**Problem details:** Go through the records underneath and count the lines that include the string "Осуществление". Give nothing but the number.

**Records for the task:**
# # # # #

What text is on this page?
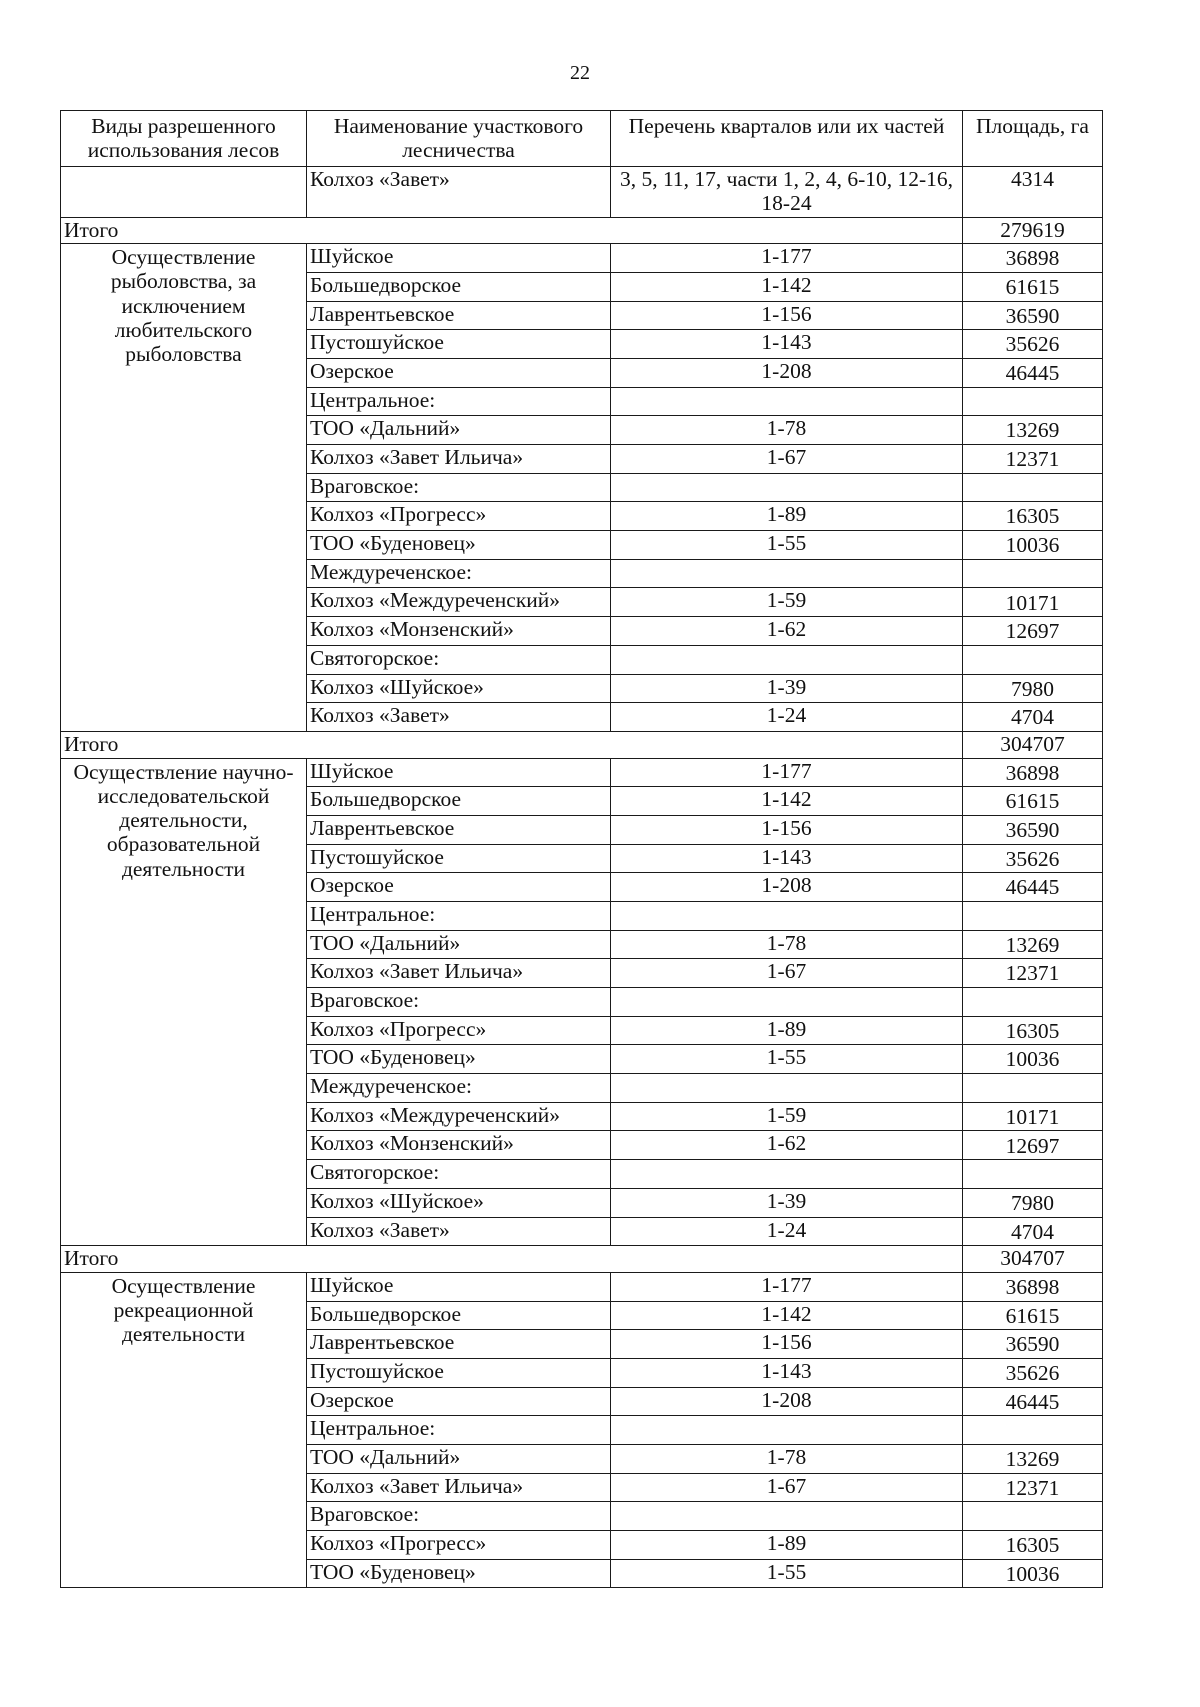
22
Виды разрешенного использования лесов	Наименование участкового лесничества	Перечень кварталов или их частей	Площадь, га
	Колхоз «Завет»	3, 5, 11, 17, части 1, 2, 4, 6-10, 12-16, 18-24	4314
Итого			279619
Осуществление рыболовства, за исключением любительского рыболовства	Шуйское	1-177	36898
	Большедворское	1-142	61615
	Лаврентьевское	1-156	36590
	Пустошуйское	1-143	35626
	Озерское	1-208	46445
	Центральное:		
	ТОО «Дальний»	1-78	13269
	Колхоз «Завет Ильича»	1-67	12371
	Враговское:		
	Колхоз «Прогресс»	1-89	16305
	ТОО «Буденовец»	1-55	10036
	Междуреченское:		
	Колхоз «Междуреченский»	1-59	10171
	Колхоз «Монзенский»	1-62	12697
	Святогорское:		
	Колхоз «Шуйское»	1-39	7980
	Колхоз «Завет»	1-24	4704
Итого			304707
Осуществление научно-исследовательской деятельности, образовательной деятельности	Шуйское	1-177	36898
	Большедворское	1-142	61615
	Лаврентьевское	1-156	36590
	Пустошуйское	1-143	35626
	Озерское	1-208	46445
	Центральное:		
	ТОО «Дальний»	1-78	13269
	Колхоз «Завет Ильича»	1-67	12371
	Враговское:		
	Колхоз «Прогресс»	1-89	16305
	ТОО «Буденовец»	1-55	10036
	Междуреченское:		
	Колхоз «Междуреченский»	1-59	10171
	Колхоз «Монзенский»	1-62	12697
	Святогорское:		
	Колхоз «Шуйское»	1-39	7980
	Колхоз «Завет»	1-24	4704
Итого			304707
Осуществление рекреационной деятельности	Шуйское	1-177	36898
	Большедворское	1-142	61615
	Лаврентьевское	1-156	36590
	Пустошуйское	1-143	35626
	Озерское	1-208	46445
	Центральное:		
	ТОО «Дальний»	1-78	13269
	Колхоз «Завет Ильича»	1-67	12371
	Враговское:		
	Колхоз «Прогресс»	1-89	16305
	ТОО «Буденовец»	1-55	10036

# # # # #

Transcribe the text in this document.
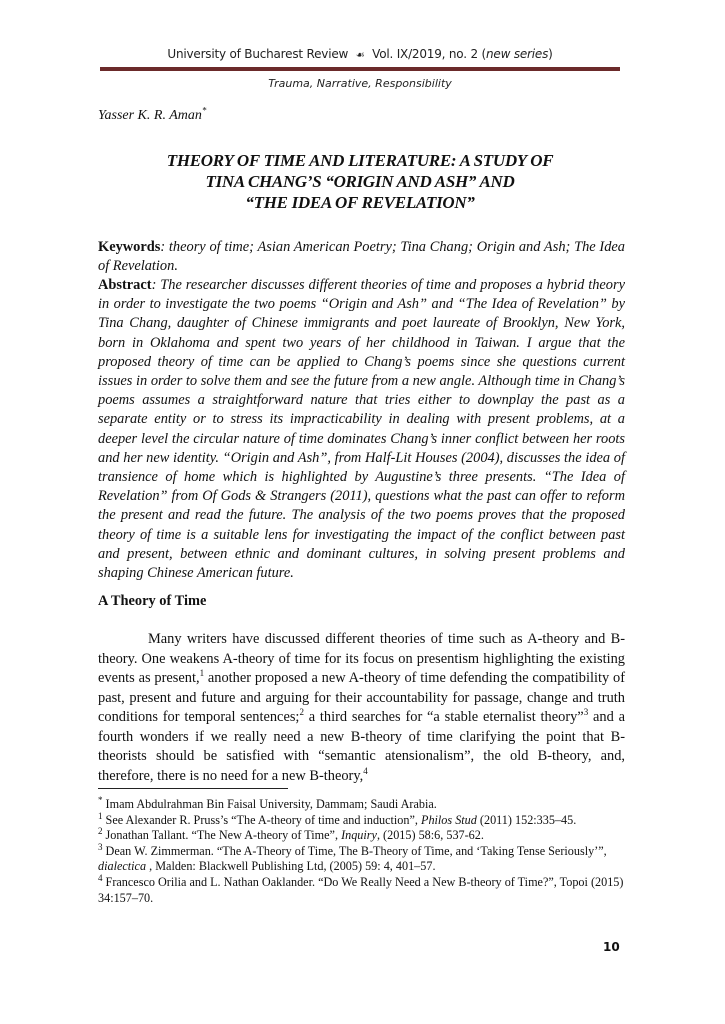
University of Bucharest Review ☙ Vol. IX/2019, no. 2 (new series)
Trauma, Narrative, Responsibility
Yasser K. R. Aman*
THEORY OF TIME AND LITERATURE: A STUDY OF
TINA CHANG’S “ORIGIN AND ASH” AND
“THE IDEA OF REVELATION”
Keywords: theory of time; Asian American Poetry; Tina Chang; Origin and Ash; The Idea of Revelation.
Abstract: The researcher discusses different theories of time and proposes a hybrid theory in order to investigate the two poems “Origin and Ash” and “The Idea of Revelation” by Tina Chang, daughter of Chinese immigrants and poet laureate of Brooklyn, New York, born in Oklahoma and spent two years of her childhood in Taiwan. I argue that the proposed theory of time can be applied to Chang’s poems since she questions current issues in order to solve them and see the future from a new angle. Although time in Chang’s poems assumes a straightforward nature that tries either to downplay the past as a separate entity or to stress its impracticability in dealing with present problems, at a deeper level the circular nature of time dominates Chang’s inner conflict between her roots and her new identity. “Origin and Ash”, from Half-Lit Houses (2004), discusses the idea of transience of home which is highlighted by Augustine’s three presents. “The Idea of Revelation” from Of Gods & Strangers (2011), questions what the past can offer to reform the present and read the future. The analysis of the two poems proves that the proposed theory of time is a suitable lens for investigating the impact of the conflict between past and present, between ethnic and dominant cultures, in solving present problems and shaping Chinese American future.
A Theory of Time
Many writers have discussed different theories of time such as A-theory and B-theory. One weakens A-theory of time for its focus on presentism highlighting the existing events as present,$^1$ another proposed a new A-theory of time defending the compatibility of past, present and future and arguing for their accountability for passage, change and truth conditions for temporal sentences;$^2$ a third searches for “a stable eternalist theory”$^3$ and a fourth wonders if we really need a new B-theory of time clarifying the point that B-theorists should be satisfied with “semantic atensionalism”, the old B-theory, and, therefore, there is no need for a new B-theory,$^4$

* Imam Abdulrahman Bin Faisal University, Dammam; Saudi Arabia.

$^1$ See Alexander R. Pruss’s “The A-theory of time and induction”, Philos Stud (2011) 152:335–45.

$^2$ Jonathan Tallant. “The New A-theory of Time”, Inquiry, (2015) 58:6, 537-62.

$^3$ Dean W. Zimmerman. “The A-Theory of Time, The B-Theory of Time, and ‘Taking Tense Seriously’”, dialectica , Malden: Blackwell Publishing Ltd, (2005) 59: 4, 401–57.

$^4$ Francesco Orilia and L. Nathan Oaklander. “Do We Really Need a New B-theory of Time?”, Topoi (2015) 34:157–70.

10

# # # # #

**Finished exercise:** 3